### What the exercise asks
Determine how many lines of this material contain "caption". Give only the number.
══ Items
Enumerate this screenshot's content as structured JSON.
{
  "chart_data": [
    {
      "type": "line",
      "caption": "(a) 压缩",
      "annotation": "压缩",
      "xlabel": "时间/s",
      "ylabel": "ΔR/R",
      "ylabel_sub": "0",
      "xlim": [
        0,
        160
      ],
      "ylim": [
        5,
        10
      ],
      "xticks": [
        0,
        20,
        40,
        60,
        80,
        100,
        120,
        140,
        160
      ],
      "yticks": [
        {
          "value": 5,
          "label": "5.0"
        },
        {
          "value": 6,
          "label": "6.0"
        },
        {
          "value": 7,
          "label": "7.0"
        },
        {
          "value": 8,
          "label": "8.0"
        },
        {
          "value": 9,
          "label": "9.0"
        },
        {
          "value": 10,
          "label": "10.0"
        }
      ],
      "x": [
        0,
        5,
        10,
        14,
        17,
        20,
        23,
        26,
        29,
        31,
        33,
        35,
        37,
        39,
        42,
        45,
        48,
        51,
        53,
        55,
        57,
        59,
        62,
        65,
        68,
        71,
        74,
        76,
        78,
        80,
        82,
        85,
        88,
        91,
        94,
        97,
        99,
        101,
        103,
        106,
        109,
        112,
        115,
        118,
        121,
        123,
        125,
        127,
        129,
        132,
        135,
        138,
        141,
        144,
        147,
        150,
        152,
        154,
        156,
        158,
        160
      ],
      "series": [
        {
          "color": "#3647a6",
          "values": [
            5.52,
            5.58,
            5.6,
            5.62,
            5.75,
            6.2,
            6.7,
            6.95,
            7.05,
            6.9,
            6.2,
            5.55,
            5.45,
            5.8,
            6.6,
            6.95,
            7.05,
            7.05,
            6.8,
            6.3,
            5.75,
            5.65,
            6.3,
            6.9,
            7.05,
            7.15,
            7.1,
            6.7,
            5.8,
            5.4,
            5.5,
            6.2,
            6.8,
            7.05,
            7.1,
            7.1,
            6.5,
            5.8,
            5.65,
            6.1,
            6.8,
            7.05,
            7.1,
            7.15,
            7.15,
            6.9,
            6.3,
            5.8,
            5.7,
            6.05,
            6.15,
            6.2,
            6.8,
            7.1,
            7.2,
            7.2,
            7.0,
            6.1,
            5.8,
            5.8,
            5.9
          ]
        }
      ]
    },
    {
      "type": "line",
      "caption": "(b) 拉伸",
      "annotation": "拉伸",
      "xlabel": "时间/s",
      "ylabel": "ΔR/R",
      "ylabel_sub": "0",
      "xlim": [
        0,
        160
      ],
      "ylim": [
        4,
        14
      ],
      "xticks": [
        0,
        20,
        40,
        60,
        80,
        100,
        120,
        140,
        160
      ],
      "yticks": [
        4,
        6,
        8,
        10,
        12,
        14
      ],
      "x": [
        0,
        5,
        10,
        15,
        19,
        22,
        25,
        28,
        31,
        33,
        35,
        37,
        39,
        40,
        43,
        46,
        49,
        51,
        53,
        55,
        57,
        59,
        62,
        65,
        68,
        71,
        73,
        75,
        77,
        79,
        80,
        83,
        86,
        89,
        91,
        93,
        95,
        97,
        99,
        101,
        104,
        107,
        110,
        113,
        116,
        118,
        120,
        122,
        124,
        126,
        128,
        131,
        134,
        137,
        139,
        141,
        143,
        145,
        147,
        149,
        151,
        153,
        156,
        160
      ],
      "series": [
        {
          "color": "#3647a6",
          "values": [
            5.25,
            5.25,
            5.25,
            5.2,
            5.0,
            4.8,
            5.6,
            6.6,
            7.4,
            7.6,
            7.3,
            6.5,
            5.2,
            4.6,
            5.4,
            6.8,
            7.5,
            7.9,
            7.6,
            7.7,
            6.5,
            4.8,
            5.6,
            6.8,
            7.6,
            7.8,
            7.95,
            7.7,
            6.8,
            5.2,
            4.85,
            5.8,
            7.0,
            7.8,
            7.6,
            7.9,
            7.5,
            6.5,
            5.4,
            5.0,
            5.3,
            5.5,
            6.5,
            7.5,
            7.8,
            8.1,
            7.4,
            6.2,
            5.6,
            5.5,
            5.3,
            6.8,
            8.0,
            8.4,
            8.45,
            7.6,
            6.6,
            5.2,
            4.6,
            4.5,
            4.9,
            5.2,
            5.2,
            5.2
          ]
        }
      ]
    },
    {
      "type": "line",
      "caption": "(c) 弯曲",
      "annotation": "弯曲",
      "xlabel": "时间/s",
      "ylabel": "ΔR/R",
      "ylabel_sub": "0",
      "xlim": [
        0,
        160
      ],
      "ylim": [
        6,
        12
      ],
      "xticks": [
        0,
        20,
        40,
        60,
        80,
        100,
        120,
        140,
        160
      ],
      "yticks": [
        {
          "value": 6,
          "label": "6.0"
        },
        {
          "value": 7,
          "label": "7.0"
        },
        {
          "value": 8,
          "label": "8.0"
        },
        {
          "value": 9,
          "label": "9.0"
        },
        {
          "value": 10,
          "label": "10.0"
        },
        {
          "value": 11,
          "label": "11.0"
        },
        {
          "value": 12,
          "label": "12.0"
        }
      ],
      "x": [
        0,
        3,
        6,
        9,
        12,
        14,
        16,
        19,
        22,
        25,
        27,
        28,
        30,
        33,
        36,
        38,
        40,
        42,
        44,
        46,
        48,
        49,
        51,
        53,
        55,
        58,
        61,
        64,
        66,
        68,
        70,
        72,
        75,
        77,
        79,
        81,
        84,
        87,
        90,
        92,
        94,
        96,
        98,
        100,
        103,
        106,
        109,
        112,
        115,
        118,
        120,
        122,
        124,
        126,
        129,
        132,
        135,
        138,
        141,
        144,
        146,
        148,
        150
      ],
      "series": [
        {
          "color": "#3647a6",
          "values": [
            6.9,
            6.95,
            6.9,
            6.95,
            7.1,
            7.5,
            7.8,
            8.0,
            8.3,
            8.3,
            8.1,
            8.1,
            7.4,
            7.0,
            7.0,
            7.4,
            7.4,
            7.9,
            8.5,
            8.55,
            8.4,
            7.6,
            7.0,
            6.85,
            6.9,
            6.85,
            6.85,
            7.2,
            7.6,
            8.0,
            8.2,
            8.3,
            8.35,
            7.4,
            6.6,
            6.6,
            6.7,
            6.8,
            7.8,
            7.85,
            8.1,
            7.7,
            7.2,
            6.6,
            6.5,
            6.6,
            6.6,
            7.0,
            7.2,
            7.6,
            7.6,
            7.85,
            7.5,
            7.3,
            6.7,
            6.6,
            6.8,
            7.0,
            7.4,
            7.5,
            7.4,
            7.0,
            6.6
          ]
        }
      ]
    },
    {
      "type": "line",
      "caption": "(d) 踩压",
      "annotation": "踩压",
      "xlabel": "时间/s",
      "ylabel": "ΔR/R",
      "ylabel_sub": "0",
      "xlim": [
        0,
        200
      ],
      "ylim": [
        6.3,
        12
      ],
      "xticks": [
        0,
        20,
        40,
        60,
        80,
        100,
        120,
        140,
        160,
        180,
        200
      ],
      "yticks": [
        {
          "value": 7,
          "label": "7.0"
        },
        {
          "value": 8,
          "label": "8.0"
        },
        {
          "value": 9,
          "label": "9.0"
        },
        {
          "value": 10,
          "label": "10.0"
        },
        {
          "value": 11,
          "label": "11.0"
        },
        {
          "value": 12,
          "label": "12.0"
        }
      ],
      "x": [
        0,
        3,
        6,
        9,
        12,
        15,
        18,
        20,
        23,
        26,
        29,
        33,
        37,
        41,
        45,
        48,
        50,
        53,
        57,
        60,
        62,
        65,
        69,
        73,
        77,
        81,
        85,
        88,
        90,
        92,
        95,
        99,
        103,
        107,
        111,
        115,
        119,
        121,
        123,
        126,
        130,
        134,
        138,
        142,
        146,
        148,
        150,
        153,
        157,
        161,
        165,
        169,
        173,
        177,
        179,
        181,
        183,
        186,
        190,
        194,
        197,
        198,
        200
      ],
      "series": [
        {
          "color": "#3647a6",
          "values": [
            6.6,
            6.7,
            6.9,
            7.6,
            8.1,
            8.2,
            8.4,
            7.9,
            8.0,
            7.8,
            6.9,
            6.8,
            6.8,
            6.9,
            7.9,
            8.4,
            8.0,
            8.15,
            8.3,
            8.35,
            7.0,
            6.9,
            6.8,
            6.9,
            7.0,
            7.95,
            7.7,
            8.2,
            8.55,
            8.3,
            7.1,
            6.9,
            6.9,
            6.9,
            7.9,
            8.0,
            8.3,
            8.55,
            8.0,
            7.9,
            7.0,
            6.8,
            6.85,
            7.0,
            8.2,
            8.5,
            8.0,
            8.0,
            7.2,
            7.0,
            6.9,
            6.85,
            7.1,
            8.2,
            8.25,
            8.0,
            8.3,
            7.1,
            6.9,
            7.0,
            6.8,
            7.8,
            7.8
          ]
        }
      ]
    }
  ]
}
════
### Task result
4